[START OF Supplied information]

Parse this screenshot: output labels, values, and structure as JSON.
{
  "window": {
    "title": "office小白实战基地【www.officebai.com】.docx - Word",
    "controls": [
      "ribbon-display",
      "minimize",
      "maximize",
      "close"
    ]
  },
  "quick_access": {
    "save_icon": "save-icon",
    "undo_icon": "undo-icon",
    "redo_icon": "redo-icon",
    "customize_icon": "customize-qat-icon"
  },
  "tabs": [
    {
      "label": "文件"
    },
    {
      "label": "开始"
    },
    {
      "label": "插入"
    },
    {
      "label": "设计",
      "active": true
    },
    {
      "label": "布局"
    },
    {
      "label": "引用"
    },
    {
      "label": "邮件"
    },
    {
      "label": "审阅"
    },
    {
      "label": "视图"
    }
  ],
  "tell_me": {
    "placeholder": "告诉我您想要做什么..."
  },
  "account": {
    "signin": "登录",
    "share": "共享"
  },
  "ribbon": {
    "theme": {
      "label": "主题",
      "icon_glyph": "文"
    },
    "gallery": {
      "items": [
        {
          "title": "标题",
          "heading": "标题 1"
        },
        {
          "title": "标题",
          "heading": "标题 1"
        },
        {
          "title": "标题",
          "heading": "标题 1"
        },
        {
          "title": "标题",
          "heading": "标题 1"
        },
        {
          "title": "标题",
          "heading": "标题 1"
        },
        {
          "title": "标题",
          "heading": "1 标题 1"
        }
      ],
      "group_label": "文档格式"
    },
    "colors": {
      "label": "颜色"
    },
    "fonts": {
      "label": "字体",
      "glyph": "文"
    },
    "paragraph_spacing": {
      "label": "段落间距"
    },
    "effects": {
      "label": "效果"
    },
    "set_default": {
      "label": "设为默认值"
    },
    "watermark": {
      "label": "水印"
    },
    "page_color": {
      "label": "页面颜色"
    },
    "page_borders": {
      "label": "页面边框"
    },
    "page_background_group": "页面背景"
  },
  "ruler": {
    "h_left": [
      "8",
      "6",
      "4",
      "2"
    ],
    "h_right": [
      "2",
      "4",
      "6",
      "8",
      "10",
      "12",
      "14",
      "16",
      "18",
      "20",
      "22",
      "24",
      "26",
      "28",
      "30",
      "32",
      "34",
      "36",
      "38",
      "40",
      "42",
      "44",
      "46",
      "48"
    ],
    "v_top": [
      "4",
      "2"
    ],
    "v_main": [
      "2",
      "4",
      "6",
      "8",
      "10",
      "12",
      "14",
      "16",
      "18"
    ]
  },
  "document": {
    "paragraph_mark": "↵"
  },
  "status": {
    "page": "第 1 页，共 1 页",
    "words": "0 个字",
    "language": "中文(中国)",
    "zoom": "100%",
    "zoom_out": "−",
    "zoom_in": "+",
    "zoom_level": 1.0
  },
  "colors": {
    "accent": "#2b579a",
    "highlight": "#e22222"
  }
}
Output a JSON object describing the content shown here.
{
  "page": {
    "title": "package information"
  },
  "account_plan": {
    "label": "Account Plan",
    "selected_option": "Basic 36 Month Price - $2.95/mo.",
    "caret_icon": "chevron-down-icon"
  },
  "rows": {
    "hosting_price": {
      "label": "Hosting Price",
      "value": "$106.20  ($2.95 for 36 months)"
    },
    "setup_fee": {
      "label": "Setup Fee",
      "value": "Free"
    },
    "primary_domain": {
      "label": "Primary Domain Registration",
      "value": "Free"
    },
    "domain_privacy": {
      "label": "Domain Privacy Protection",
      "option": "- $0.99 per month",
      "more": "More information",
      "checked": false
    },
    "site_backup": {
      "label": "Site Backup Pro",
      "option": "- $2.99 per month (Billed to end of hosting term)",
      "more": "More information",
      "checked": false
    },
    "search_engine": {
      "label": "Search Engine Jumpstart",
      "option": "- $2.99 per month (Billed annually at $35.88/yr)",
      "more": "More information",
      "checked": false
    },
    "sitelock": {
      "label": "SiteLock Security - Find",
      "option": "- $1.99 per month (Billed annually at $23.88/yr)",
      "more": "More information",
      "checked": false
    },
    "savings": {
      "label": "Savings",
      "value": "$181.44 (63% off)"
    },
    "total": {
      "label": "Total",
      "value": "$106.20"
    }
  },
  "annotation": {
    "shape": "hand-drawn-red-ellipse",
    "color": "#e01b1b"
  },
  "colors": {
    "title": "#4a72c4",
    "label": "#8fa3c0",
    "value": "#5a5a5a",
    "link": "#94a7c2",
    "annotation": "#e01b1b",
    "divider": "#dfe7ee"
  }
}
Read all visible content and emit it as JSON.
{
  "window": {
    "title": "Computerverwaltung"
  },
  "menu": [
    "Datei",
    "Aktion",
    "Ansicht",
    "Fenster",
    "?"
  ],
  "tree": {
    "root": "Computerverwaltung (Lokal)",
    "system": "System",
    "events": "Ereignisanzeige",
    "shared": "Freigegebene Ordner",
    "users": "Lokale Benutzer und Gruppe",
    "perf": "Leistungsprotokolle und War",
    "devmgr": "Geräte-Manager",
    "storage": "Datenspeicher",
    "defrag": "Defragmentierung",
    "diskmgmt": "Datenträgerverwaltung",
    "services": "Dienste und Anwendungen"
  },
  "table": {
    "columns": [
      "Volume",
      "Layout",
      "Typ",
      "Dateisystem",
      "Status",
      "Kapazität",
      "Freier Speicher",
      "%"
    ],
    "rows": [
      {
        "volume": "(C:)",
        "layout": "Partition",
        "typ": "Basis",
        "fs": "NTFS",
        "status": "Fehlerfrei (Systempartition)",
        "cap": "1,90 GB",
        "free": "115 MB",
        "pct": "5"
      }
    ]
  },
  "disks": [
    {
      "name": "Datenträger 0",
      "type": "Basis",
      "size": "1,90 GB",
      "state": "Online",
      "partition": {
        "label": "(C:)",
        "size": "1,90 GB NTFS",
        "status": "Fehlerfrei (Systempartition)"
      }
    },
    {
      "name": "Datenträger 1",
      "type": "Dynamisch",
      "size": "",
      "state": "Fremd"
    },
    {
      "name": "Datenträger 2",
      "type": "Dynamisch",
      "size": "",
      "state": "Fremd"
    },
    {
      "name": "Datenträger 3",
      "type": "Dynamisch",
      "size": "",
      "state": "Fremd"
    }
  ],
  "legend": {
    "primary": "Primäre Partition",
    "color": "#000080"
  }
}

[END OF Supplied information]

● What to work on
Identify and copy all lines with the word "JSON".

● Task response
Parse this screenshot: output labels, values, and structure as JSON.
Output a JSON object describing the content shown here.
Read all visible content and emit it as JSON.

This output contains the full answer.